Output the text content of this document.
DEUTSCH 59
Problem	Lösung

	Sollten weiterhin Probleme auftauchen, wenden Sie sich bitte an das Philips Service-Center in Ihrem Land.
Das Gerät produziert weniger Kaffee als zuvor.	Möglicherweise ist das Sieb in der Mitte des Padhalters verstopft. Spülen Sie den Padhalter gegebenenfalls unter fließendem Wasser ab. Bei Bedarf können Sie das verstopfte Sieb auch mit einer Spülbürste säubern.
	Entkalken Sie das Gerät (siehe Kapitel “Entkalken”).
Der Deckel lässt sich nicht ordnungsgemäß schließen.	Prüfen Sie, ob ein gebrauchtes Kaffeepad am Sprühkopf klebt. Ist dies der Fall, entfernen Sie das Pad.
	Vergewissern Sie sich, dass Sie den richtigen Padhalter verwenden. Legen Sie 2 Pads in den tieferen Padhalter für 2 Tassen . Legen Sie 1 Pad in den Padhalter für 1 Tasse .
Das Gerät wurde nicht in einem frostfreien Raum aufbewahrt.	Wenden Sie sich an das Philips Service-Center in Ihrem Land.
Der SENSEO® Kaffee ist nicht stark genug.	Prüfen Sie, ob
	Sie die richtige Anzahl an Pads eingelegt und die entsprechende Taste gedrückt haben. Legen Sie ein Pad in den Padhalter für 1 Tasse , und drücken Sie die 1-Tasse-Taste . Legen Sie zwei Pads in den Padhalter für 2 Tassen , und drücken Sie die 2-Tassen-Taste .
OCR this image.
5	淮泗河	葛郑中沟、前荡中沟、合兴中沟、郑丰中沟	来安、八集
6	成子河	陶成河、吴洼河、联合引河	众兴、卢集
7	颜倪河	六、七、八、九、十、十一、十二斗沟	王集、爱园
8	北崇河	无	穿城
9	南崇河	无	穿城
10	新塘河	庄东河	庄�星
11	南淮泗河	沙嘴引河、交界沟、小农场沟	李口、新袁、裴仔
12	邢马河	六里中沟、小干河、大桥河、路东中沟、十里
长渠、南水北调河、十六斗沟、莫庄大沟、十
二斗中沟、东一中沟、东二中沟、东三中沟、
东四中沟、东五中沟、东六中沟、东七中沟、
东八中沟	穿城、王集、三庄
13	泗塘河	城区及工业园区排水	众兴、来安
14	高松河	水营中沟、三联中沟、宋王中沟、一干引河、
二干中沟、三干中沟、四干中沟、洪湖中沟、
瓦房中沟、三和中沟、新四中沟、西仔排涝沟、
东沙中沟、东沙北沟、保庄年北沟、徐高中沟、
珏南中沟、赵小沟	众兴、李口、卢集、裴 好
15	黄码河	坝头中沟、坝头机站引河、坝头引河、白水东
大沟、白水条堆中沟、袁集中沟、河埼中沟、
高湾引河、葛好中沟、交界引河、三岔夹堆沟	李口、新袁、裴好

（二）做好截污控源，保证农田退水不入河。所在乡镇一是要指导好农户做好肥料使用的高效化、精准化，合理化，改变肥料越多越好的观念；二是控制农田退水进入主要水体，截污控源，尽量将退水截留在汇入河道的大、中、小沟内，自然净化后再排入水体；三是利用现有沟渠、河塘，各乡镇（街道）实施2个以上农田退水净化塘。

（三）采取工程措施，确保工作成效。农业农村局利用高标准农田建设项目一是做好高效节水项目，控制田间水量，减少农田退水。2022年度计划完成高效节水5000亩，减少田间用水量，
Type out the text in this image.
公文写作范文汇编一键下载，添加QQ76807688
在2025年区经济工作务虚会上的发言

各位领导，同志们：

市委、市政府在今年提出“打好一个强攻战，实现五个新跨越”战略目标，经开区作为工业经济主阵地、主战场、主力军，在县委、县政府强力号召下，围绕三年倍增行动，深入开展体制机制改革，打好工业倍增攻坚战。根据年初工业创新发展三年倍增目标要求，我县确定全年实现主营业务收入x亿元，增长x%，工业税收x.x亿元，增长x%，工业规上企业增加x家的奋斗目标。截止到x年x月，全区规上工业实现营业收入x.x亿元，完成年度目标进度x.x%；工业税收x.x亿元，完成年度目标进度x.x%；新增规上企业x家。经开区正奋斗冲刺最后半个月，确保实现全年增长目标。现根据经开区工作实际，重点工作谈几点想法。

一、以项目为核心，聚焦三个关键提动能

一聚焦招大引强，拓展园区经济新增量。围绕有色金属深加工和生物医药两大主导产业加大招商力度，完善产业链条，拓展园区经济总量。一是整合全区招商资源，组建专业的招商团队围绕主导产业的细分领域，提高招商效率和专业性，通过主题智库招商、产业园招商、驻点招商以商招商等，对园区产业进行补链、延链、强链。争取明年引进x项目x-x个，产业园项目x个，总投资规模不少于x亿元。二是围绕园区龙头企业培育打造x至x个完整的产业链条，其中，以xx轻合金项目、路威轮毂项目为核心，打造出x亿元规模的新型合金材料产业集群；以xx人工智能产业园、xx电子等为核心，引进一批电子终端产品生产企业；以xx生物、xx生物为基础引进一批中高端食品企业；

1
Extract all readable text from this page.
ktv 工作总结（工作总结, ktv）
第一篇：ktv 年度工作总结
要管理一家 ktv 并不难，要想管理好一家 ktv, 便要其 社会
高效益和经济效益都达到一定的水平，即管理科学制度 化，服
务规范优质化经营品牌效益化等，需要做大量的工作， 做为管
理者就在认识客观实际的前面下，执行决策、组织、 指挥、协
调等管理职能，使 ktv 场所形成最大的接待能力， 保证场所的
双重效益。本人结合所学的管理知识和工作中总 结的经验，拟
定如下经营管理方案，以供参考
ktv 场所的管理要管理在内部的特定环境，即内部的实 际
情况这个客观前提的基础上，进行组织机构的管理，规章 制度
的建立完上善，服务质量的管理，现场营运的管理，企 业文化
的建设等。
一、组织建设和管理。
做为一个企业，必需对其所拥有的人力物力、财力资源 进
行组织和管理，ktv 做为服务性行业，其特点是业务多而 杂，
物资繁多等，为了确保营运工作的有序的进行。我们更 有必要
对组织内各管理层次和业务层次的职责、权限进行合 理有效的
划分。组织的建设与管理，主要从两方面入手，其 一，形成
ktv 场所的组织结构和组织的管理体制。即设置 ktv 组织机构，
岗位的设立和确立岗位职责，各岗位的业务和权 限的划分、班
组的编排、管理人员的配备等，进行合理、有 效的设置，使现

# [Problem statement]
Your task is to extract all of the records exactly.

# [Output for this exercise]
Output the text content of this document.
DEUTSCH 59
Problem	Lösung

	Sollten weiterhin Probleme auftauchen, wenden Sie sich bitte an das Philips Service-Center in Ihrem Land.
Das Gerät produziert weniger Kaffee als zuvor.	Möglicherweise ist das Sieb in der Mitte des Padhalters verstopft. Spülen Sie den Padhalter gegebenenfalls unter fließendem Wasser ab. Bei Bedarf können Sie das verstopfte Sieb auch mit einer Spülbürste säubern.
	Entkalken Sie das Gerät (siehe Kapitel “Entkalken”).
Der Deckel lässt sich nicht ordnungsgemäß schließen.	Prüfen Sie, ob ein gebrauchtes Kaffeepad am Sprühkopf klebt. Ist dies der Fall, entfernen Sie das Pad.
	Vergewissern Sie sich, dass Sie den richtigen Padhalter verwenden. Legen Sie 2 Pads in den tieferen Padhalter für 2 Tassen . Legen Sie 1 Pad in den Padhalter für 1 Tasse .
Das Gerät wurde nicht in einem frostfreien Raum aufbewahrt.	Wenden Sie sich an das Philips Service-Center in Ihrem Land.
Der SENSEO® Kaffee ist nicht stark genug.	Prüfen Sie, ob
	Sie die richtige Anzahl an Pads eingelegt und die entsprechende Taste gedrückt haben. Legen Sie ein Pad in den Padhalter für 1 Tasse , und drücken Sie die 1-Tasse-Taste . Legen Sie zwei Pads in den Padhalter für 2 Tassen , und drücken Sie die 2-Tassen-Taste .
OCR this image.
5	淮泗河	葛郑中沟、前荡中沟、合兴中沟、郑丰中沟	来安、八集
6	成子河	陶成河、吴洼河、联合引河	众兴、卢集
7	颜倪河	六、七、八、九、十、十一、十二斗沟	王集、爱园
8	北崇河	无	穿城
9	南崇河	无	穿城
10	新塘河	庄东河	庄�星
11	南淮泗河	沙嘴引河、交界沟、小农场沟	李口、新袁、裴仔
12	邢马河	六里中沟、小干河、大桥河、路东中沟、十里
长渠、南水北调河、十六斗沟、莫庄大沟、十
二斗中沟、东一中沟、东二中沟、东三中沟、
东四中沟、东五中沟、东六中沟、东七中沟、
东八中沟	穿城、王集、三庄
13	泗塘河	城区及工业园区排水	众兴、来安
14	高松河	水营中沟、三联中沟、宋王中沟、一干引河、
二干中沟、三干中沟、四干中沟、洪湖中沟、
瓦房中沟、三和中沟、新四中沟、西仔排涝沟、
东沙中沟、东沙北沟、保庄年北沟、徐高中沟、
珏南中沟、赵小沟	众兴、李口、卢集、裴 好
15	黄码河	坝头中沟、坝头机站引河、坝头引河、白水东
大沟、白水条堆中沟、袁集中沟、河埼中沟、
高湾引河、葛好中沟、交界引河、三岔夹堆沟	李口、新袁、裴好

（二）做好截污控源，保证农田退水不入河。所在乡镇一是要指导好农户做好肥料使用的高效化、精准化，合理化，改变肥料越多越好的观念；二是控制农田退水进入主要水体，截污控源，尽量将退水截留在汇入河道的大、中、小沟内，自然净化后再排入水体；三是利用现有沟渠、河塘，各乡镇（街道）实施2个以上农田退水净化塘。

（三）采取工程措施，确保工作成效。农业农村局利用高标准农田建设项目一是做好高效节水项目，控制田间水量，减少农田退水。2022年度计划完成高效节水5000亩，减少田间用水量，
Type out the text in this image.
公文写作范文汇编一键下载，添加QQ76807688
在2025年区经济工作务虚会上的发言

各位领导，同志们：

市委、市政府在今年提出“打好一个强攻战，实现五个新跨越”战略目标，经开区作为工业经济主阵地、主战场、主力军，在县委、县政府强力号召下，围绕三年倍增行动，深入开展体制机制改革，打好工业倍增攻坚战。根据年初工业创新发展三年倍增目标要求，我县确定全年实现主营业务收入x亿元，增长x%，工业税收x.x亿元，增长x%，工业规上企业增加x家的奋斗目标。截止到x年x月，全区规上工业实现营业收入x.x亿元，完成年度目标进度x.x%；工业税收x.x亿元，完成年度目标进度x.x%；新增规上企业x家。经开区正奋斗冲刺最后半个月，确保实现全年增长目标。现根据经开区工作实际，重点工作谈几点想法。

一、以项目为核心，聚焦三个关键提动能

一聚焦招大引强，拓展园区经济新增量。围绕有色金属深加工和生物医药两大主导产业加大招商力度，完善产业链条，拓展园区经济总量。一是整合全区招商资源，组建专业的招商团队围绕主导产业的细分领域，提高招商效率和专业性，通过主题智库招商、产业园招商、驻点招商以商招商等，对园区产业进行补链、延链、强链。争取明年引进x项目x-x个，产业园项目x个，总投资规模不少于x亿元。二是围绕园区龙头企业培育打造x至x个完整的产业链条，其中，以xx轻合金项目、路威轮毂项目为核心，打造出x亿元规模的新型合金材料产业集群；以xx人工智能产业园、xx电子等为核心，引进一批电子终端产品生产企业；以xx生物、xx生物为基础引进一批中高端食品企业；

1
Extract all readable text from this page.
ktv 工作总结（工作总结, ktv）
第一篇：ktv 年度工作总结
要管理一家 ktv 并不难，要想管理好一家 ktv, 便要其 社会
高效益和经济效益都达到一定的水平，即管理科学制度 化，服
务规范优质化经营品牌效益化等，需要做大量的工作， 做为管
理者就在认识客观实际的前面下，执行决策、组织、 指挥、协
调等管理职能，使 ktv 场所形成最大的接待能力， 保证场所的
双重效益。本人结合所学的管理知识和工作中总 结的经验，拟
定如下经营管理方案，以供参考
ktv 场所的管理要管理在内部的特定环境，即内部的实 际
情况这个客观前提的基础上，进行组织机构的管理，规章 制度
的建立完上善，服务质量的管理，现场营运的管理，企 业文化
的建设等。
一、组织建设和管理。
做为一个企业，必需对其所拥有的人力物力、财力资源 进
行组织和管理，ktv 做为服务性行业，其特点是业务多而 杂，
物资繁多等，为了确保营运工作的有序的进行。我们更 有必要
对组织内各管理层次和业务层次的职责、权限进行合 理有效的
划分。组织的建设与管理，主要从两方面入手，其 一，形成
ktv 场所的组织结构和组织的管理体制。即设置 ktv 组织机构，
岗位的设立和确立岗位职责，各岗位的业务和权 限的划分、班
组的编排、管理人员的配备等，进行合理、有 效的设置，使现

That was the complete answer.